Dataset rows
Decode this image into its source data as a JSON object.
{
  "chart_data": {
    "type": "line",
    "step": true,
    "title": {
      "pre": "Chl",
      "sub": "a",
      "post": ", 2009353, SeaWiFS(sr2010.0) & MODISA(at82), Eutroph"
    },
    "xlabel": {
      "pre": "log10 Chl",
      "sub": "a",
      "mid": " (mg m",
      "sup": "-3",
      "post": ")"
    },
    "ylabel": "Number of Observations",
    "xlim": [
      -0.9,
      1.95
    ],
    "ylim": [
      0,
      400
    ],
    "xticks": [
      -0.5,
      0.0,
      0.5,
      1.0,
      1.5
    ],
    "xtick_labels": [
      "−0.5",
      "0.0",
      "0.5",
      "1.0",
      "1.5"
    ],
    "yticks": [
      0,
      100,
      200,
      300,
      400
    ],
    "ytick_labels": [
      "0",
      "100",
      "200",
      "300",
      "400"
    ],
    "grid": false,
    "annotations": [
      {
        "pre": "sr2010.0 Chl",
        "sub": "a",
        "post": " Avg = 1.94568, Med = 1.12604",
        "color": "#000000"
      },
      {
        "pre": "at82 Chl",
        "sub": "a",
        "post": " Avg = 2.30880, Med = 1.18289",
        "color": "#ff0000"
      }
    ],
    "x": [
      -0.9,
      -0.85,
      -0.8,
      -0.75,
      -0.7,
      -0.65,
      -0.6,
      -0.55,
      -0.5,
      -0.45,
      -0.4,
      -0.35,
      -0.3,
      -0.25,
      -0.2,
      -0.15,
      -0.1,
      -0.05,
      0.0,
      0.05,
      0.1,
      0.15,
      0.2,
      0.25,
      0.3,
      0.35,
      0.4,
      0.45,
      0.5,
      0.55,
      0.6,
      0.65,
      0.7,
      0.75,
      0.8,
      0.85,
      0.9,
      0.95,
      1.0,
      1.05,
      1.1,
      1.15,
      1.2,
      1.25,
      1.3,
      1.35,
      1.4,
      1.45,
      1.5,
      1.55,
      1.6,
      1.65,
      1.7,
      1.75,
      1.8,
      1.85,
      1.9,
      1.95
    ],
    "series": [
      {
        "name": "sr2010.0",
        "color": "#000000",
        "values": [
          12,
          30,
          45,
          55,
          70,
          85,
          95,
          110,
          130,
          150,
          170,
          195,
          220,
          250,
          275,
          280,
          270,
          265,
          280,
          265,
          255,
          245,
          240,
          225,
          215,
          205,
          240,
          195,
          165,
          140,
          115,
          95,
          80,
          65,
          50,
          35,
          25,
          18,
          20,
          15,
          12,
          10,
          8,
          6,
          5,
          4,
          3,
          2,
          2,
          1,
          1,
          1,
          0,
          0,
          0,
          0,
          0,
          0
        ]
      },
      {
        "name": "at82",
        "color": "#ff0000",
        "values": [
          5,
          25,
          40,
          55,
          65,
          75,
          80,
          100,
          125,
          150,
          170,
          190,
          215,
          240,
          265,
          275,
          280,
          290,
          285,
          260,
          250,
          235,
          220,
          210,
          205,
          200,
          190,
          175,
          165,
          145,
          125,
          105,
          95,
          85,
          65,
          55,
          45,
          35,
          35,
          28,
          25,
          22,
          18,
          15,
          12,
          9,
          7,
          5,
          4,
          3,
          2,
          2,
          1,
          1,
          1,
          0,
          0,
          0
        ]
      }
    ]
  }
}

» Set exercise: Locate all lines in the listing above with the word "color" and copy them.

» Answer to the problem:
        "color": "#000000"
        "color": "#ff0000"
        "color": "#000000",
        "color": "#ff0000",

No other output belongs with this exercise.